What to work on: Copy out every row below word for word, leaving out the pictures.

Spatial annotation entries
◇ ◇ ◇ ◇ ◇ ◇ ◇
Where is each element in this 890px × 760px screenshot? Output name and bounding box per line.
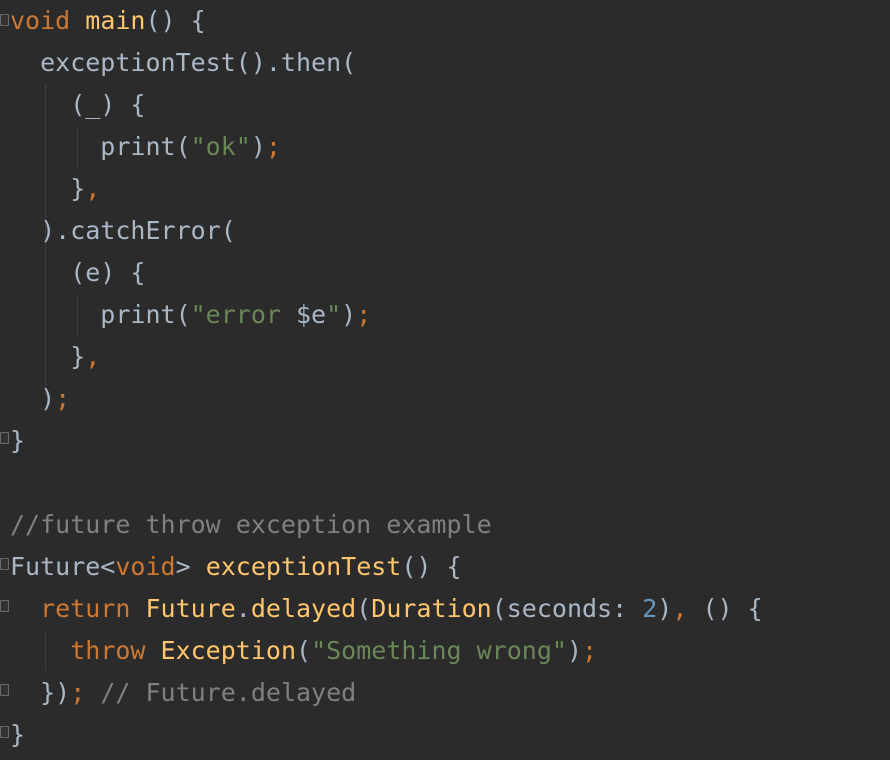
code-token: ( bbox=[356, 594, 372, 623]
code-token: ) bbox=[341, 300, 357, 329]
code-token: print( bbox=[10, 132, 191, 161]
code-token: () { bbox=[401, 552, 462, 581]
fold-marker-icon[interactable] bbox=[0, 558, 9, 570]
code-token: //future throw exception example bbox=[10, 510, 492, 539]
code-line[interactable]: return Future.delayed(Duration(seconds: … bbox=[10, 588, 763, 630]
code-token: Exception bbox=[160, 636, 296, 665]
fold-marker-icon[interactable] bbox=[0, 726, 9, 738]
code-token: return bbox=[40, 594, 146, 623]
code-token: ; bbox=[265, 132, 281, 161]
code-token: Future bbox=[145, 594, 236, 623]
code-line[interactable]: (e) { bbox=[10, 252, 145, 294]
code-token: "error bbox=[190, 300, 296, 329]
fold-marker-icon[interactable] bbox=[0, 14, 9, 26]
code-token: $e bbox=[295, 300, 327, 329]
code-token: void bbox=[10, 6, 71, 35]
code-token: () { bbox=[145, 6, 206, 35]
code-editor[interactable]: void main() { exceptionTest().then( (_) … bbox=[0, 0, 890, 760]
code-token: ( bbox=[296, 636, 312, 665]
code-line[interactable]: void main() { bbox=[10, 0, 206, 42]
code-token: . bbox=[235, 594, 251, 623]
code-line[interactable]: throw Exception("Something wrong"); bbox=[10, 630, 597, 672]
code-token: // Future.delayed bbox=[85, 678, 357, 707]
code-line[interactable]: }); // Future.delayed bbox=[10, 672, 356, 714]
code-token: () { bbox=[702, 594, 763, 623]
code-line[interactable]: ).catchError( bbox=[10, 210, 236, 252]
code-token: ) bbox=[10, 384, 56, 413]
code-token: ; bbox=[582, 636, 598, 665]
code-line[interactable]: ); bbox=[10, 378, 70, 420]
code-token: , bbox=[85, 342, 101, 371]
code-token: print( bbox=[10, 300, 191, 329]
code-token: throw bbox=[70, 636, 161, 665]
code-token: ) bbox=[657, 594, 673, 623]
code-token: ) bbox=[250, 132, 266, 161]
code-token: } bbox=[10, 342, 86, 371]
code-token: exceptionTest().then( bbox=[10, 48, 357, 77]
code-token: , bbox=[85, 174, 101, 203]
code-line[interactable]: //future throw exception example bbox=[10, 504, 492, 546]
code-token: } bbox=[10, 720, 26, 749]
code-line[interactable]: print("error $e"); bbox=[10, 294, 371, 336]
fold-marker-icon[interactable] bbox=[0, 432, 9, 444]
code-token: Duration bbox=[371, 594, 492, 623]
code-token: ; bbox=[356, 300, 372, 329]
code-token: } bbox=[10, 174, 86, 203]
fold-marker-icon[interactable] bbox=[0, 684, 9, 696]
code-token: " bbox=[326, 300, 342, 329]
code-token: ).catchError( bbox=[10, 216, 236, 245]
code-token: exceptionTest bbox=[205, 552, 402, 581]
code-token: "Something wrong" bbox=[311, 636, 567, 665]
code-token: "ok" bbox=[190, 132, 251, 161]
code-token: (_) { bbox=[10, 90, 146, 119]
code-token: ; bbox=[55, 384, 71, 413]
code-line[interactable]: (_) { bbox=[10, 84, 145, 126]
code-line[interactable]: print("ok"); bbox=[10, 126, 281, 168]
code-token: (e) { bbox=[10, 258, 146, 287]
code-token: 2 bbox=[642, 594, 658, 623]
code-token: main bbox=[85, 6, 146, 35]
◇ ◇ ◇ ◇ ◇ ◇ ◇
Written solution:
Where is each element in this 890px × 760px screenshot? Output name and bounding box per line.
code-token: ( bbox=[356, 594, 372, 623]
code-token: ) bbox=[341, 300, 357, 329]
code-token: print( bbox=[10, 132, 191, 161]
code-token: () { bbox=[401, 552, 462, 581]
fold-marker-icon[interactable] bbox=[0, 558, 9, 570]
code-token: //future throw exception example bbox=[10, 510, 492, 539]
code-line[interactable]: return Future.delayed(Duration(seconds: … bbox=[10, 588, 763, 630]
code-token: Exception bbox=[160, 636, 296, 665]
fold-marker-icon[interactable] bbox=[0, 726, 9, 738]
code-token: return bbox=[40, 594, 146, 623]
code-token: ; bbox=[265, 132, 281, 161]
code-token: Future bbox=[145, 594, 236, 623]
code-line[interactable]: (e) { bbox=[10, 252, 145, 294]
code-token: "error bbox=[190, 300, 296, 329]
fold-marker-icon[interactable] bbox=[0, 14, 9, 26]
code-token: $e bbox=[295, 300, 327, 329]
code-token: void bbox=[10, 6, 71, 35]
code-token: () { bbox=[145, 6, 206, 35]
code-editor[interactable]: void main() { exceptionTest().then( (_) … bbox=[0, 0, 890, 760]
code-token: ( bbox=[296, 636, 312, 665]
code-line[interactable]: void main() { bbox=[10, 0, 206, 42]
code-token: . bbox=[235, 594, 251, 623]
code-line[interactable]: throw Exception("Something wrong"); bbox=[10, 630, 597, 672]
code-token: // Future.delayed bbox=[85, 678, 357, 707]
code-line[interactable]: }); // Future.delayed bbox=[10, 672, 356, 714]
code-token: () { bbox=[702, 594, 763, 623]
code-line[interactable]: ).catchError( bbox=[10, 210, 236, 252]
code-token: ) bbox=[10, 384, 56, 413]
code-token: ; bbox=[582, 636, 598, 665]
code-line[interactable]: ); bbox=[10, 378, 70, 420]
code-token: , bbox=[85, 342, 101, 371]
code-token: print( bbox=[10, 300, 191, 329]
code-token: throw bbox=[70, 636, 161, 665]
code-token: ) bbox=[657, 594, 673, 623]
code-token: ) bbox=[250, 132, 266, 161]
code-token: } bbox=[10, 342, 86, 371]
code-token: exceptionTest().then( bbox=[10, 48, 357, 77]
code-token: , bbox=[85, 174, 101, 203]
code-line[interactable]: //future throw exception example bbox=[10, 504, 492, 546]
code-token: } bbox=[10, 720, 26, 749]
code-line[interactable]: print("error $e"); bbox=[10, 294, 371, 336]
fold-marker-icon[interactable] bbox=[0, 432, 9, 444]
code-token: Duration bbox=[371, 594, 492, 623]
code-token: ; bbox=[356, 300, 372, 329]
code-token: } bbox=[10, 174, 86, 203]
fold-marker-icon[interactable] bbox=[0, 684, 9, 696]
code-token: " bbox=[326, 300, 342, 329]
code-token: ).catchError( bbox=[10, 216, 236, 245]
code-token: exceptionTest bbox=[205, 552, 402, 581]
code-token: "Something wrong" bbox=[311, 636, 567, 665]
code-token: "ok" bbox=[190, 132, 251, 161]
code-token: (_) { bbox=[10, 90, 146, 119]
code-token: ; bbox=[55, 384, 71, 413]
code-line[interactable]: (_) { bbox=[10, 84, 145, 126]
code-line[interactable]: print("ok"); bbox=[10, 126, 281, 168]
code-token: (e) { bbox=[10, 258, 146, 287]
code-token: 2 bbox=[642, 594, 658, 623]
code-token: main bbox=[85, 6, 146, 35]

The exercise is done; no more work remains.